## [Task objective]
Select the lines of the records containing the word "type" and list them.

-- start --

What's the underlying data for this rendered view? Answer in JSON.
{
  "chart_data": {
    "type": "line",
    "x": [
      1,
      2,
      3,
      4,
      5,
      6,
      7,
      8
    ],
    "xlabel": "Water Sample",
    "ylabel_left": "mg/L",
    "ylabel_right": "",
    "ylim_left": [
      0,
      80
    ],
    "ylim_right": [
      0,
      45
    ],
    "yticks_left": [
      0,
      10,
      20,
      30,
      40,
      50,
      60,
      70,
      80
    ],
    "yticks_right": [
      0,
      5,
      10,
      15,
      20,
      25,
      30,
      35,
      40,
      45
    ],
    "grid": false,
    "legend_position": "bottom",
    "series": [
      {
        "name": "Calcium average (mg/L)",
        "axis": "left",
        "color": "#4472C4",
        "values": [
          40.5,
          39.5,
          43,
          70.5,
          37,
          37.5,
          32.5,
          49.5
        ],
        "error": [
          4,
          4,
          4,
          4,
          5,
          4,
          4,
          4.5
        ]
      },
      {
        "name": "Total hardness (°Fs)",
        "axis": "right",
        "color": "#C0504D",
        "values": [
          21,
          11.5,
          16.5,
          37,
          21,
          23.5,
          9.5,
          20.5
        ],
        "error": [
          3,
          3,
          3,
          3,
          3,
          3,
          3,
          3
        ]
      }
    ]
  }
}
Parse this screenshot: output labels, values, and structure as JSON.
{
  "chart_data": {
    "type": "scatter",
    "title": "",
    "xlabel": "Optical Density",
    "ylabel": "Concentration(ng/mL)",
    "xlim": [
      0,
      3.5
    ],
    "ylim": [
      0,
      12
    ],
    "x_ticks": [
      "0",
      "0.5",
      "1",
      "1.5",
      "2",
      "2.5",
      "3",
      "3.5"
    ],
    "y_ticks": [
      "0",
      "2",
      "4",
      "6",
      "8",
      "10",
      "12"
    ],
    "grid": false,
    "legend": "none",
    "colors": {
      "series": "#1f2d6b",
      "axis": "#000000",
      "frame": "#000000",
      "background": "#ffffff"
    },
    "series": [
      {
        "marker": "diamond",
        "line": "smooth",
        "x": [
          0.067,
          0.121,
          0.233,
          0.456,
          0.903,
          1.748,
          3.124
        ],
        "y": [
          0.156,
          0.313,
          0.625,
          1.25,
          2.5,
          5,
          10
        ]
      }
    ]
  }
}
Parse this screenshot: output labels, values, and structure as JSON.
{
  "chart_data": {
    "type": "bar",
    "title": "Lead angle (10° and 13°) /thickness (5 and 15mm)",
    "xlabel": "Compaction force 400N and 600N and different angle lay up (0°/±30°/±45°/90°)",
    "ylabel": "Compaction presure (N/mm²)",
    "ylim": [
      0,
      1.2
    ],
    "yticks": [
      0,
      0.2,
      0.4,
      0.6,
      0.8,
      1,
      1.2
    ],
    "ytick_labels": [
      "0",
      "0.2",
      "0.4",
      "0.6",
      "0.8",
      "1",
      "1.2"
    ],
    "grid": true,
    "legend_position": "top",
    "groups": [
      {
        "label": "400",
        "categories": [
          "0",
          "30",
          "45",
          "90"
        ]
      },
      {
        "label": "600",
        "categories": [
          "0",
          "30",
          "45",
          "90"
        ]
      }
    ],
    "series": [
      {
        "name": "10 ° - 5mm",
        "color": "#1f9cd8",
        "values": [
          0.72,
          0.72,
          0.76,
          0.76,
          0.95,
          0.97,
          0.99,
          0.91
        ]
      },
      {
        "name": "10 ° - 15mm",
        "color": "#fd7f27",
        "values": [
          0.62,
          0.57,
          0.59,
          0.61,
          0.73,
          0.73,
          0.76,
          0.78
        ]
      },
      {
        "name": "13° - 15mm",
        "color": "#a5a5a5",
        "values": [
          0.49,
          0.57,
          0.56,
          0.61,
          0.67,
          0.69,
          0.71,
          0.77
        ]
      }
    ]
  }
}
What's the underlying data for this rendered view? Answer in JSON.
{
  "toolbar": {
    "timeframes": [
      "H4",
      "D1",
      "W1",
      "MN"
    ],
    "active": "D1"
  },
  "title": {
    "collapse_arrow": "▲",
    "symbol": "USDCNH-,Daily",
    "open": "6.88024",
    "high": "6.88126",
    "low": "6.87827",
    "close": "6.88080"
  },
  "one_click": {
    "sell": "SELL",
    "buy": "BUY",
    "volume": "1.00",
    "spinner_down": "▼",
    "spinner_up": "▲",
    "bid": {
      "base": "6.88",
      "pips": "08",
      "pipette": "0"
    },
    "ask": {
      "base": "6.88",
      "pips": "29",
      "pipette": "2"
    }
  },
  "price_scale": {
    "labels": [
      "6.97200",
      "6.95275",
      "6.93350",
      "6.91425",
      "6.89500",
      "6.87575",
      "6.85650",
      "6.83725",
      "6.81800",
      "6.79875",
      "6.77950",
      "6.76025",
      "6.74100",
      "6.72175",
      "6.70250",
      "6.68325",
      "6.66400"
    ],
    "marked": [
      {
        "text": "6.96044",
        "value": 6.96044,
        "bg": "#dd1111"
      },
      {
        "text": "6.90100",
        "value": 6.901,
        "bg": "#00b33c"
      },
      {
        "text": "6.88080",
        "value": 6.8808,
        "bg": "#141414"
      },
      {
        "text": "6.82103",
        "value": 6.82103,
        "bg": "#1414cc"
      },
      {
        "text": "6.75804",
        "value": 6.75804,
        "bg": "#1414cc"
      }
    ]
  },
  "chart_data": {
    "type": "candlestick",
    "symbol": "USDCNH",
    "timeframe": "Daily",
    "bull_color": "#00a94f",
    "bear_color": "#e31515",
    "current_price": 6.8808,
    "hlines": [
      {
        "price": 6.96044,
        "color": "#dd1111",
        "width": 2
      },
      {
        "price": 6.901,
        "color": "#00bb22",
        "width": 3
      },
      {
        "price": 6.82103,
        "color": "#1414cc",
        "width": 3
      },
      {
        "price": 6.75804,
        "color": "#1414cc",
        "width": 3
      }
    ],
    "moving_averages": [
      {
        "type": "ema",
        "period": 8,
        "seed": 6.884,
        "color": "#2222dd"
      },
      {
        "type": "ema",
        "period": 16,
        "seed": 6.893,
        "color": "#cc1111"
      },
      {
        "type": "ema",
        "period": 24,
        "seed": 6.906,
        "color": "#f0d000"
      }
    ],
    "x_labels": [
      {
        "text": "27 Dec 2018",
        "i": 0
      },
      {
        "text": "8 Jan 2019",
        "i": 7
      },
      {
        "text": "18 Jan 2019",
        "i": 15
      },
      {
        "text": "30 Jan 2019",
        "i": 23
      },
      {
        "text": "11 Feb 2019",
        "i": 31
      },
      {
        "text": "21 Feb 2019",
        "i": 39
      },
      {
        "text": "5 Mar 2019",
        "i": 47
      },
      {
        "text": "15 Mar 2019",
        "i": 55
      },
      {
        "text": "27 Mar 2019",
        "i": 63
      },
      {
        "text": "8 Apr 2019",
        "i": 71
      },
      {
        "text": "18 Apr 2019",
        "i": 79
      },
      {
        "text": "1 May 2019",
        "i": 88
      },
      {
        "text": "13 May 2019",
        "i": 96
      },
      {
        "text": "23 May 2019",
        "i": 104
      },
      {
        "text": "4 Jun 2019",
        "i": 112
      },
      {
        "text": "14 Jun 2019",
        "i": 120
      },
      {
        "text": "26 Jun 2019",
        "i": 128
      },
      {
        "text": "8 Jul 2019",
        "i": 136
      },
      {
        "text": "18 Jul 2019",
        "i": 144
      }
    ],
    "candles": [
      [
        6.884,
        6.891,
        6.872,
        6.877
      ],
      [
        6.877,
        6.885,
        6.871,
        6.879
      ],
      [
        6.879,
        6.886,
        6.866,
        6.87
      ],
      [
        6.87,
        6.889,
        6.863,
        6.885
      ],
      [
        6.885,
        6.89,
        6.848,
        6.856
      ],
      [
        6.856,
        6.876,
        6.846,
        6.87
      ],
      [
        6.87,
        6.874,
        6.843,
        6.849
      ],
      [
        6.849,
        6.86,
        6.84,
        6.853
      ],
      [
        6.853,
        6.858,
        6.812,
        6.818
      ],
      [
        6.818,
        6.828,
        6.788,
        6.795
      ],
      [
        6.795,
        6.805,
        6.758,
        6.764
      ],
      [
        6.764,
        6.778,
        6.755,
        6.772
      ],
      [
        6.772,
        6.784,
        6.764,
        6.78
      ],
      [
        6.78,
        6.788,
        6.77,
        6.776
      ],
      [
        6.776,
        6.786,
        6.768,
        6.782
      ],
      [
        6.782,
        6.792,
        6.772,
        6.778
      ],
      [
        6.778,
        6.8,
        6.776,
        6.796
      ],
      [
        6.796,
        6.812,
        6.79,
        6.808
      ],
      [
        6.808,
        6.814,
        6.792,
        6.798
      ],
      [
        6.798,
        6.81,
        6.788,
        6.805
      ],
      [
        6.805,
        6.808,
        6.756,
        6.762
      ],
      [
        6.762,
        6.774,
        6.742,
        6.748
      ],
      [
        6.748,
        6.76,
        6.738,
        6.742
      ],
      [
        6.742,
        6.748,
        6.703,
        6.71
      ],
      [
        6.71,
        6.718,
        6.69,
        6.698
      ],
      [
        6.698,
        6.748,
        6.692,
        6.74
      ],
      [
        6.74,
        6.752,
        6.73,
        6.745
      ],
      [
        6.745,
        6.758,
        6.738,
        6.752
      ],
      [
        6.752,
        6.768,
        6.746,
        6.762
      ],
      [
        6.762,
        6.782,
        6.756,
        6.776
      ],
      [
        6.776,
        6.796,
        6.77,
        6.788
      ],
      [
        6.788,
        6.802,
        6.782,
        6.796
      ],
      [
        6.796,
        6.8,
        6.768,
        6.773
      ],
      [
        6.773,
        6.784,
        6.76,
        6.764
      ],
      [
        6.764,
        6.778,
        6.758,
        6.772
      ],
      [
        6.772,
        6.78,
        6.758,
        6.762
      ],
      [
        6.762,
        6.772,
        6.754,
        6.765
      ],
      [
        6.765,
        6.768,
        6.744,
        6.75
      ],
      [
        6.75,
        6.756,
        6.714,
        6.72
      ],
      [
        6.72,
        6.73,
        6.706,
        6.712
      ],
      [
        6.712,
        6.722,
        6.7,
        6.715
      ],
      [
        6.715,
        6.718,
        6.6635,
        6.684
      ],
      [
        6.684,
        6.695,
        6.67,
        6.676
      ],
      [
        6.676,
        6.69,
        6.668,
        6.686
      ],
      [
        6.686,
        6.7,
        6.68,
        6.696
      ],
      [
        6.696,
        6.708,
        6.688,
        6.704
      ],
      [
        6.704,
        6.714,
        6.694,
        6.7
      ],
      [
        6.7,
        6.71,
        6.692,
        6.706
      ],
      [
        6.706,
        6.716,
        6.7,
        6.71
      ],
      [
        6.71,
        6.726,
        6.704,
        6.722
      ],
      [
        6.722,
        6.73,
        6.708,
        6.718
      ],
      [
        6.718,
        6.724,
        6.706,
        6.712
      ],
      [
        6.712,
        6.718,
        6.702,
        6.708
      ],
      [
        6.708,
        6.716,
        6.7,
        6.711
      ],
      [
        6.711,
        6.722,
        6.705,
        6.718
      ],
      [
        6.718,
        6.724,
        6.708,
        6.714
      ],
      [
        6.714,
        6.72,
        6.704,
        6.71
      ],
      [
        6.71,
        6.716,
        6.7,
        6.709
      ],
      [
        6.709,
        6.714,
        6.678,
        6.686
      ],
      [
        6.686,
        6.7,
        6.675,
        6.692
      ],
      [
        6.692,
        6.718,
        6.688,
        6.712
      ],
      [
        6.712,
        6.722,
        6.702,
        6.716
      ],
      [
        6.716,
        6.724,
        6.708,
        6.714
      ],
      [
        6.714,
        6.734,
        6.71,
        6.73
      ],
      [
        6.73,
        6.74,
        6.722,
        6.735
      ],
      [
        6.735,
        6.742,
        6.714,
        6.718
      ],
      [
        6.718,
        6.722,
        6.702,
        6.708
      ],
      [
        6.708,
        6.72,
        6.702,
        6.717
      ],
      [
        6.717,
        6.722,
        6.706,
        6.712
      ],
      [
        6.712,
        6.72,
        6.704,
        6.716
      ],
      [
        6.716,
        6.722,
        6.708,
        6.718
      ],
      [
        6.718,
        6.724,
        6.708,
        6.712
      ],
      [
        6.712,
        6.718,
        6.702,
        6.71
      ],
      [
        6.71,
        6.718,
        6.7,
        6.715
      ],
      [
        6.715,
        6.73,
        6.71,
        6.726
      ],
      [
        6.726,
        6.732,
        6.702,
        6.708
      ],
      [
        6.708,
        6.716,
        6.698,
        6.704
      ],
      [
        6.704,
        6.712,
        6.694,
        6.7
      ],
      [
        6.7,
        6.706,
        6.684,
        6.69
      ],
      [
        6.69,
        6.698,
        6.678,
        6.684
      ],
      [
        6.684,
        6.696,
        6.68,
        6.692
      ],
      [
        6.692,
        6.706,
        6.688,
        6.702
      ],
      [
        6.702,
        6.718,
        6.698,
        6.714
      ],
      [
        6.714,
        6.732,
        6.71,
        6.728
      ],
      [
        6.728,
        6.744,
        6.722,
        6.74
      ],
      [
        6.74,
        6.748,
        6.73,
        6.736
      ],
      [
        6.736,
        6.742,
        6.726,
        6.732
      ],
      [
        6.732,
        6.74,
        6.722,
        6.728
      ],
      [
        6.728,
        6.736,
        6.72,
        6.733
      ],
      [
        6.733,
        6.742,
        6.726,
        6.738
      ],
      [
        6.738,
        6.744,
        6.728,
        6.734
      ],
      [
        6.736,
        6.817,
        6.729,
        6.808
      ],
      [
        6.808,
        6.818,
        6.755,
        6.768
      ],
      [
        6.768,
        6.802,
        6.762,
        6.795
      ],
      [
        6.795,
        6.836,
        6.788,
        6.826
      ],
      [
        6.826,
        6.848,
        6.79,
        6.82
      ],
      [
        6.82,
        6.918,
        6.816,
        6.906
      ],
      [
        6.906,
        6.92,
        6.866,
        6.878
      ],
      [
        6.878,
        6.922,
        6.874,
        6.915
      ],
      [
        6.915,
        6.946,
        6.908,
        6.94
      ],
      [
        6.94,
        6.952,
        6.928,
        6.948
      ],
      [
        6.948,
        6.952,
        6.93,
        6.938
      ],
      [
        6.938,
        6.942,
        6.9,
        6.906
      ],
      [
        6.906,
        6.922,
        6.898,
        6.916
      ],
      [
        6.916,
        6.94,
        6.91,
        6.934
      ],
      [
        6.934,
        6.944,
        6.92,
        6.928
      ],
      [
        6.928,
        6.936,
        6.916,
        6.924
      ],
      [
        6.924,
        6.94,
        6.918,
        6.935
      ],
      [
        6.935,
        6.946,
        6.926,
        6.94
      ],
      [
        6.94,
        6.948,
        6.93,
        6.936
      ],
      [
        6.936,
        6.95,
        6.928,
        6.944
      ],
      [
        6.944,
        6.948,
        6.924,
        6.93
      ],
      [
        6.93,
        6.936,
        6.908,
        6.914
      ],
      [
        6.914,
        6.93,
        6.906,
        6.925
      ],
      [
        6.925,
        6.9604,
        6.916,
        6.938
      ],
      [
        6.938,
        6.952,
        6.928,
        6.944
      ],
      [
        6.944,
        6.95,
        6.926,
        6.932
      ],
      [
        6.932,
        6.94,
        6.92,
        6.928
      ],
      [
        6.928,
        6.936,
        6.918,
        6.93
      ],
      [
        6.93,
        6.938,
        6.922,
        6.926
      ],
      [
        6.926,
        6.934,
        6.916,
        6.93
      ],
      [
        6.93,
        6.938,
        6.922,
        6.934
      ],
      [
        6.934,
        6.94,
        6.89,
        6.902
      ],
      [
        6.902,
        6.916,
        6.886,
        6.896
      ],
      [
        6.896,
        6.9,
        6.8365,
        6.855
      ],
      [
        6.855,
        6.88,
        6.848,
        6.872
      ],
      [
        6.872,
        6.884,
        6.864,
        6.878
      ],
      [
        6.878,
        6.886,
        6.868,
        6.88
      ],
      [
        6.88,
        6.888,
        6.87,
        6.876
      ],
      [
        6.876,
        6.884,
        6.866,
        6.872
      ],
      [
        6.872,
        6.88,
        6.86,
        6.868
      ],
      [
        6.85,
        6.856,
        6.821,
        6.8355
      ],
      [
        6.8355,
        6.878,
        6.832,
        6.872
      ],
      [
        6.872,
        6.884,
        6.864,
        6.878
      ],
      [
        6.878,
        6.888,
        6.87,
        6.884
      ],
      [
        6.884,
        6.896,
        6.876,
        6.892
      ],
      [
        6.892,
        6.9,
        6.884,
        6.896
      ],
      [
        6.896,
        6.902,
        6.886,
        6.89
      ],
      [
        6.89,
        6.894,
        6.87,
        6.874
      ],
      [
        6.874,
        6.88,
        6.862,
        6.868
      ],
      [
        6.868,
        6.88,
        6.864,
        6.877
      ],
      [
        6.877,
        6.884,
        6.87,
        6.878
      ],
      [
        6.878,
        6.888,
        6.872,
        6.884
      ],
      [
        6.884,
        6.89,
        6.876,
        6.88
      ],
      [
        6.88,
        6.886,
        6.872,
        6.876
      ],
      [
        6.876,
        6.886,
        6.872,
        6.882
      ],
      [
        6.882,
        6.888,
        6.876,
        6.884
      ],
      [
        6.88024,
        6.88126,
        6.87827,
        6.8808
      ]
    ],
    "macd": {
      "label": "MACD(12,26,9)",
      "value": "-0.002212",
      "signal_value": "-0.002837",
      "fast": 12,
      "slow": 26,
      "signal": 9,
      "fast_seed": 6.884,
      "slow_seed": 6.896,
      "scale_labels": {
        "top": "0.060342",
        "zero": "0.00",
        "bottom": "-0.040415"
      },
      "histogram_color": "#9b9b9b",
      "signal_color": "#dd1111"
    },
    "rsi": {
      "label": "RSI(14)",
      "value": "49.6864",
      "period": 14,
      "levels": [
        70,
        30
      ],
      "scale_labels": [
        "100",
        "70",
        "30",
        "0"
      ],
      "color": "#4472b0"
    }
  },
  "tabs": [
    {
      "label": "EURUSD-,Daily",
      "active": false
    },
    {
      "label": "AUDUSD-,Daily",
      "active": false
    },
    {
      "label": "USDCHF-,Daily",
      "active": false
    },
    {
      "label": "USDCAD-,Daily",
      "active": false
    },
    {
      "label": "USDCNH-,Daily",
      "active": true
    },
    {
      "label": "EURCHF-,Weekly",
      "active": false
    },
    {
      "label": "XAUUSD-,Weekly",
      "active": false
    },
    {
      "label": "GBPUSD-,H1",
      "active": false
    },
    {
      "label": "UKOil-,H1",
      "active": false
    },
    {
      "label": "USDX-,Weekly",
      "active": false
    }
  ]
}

-- end --

## [Task solution]
    "type": "line",
    "type": "scatter",
    "type": "bar",
    "type": "candlestick",
        "type": "ema",
        "type": "ema",
        "type": "ema",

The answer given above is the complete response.